Mengapa Sedikit Sekali Kompasianer yang Menulis Pantun di Kompasiana?
Biasanya kanal fiksi ramai diisi tulisan tentang puisi, cerpen, dan novel. Lho, pantunnya ke mana? Padahal pantun juga bagian dari karya sastra bangsa Indonesia sendiri, kan?
Di Kompasiana, aku saksikan postingan-postingan tentang pantun hanya muncul sesekali saja, tepatnya ketika peringatan Hari-hari Besar tiba.
Para Kompasianer yang cukup sering menghadirkan pantun hanya ada beberapa orang. Ada Pak Rustian Ansori, Pak Nugroho, Pak Thamrin Dahlan, dan Bang Ozy. Ups, yang terakhir itu namaku.
Sedangkan Pak Rudy dan Prof. Felix? Aih. Mereka sibuk bermain risak-risakan, lempar-lemparan artikel humor sampai-sampai isi perut kita terasa bocor.

____

● YANG DITANYAKAN:
[A] Menurut teks bacaan, kapan postingan tentang pantun muncul di Kompasiana?
[B] Ringkaslah teks bacaan dalam dua kalimat.
[C] Teruskan teks bacaan tentang pantun di Kompasiana mulai dari bagian terakhirnya.
Materi di bawah ini tidak ada kaitannya dengan teks bacaan.

● MATERI:
____

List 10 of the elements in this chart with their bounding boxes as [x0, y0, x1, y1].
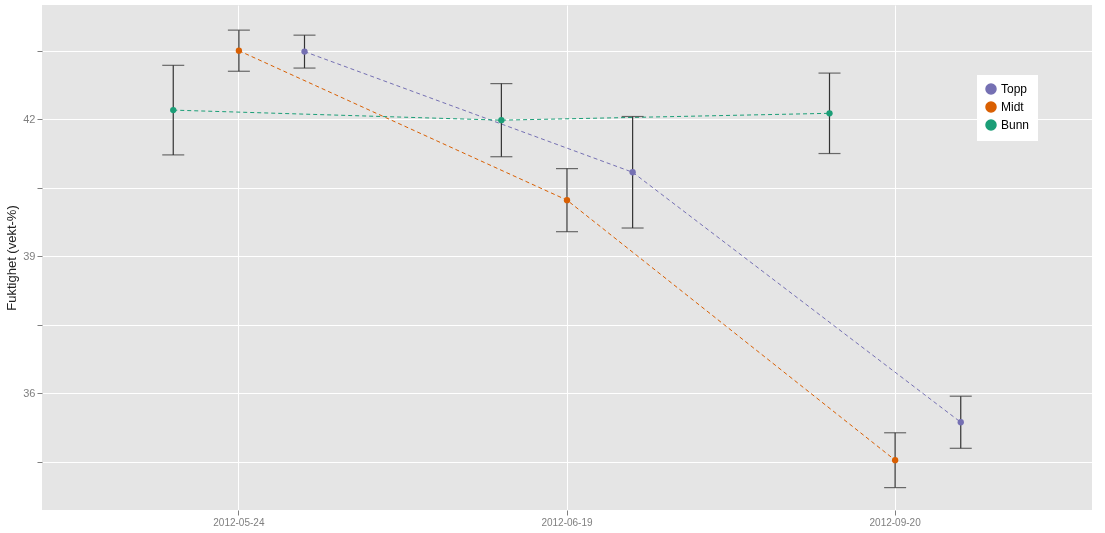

____

● DAFTAR JAWABAN:
[A] Hanya sesekali, tepatnya ketika peringatan Hari-hari Besar tiba.

[B] Kanal fiksi Kompasiana biasanya ramai dengan tulisan tentang puisi, cerpen, dan novel, sedangkan postingan tentang pantun hanya muncul sesekali, yaitu saat peringatan Hari-hari Besar. Kompasianer yang cukup sering menghadirkan pantun hanya beberapa orang, yakni Pak Rustian Ansori, Pak Nugroho, Pak Thamrin Dahlan, dan Bang Ozy.

[C]
Padahal dalam karya sastra yang bernama pantun juga ada humornya, kan? Nah, tepatnya pantun jenaka. Kehadiran pantun jenaka tiada lain adalah untuk menghibur, menyindir, serta membahagiakan siapa saja yang membaca dan mendengarkannya.
Bahkan, di SD tempatku mengajar, anak-anak di sana memiliki banyak koleksi pantun jenaka guna menyindir teman serta membuat suasana kelas jadi riuh. Kebanyakan dari mereka bermain pantun 2 baris, tapi tidak sedikit pula siswaku yang lancar berpantun 4 baris.
Maka dari itulah, aku sarankan kepada para Kners Bahari seperti Pak Rudy dan Prof Felix untuk sesekali berkirim pantun di Kompasiana. Siapa tahu nanti Bang Gui akan terbangun bersama tumbuhan porang dan kakartana.
Dibandingkan puisi, cerpen, atau malah artikel biasa, rasa-rasa menulis pantun boleh dibilang cukup mudah.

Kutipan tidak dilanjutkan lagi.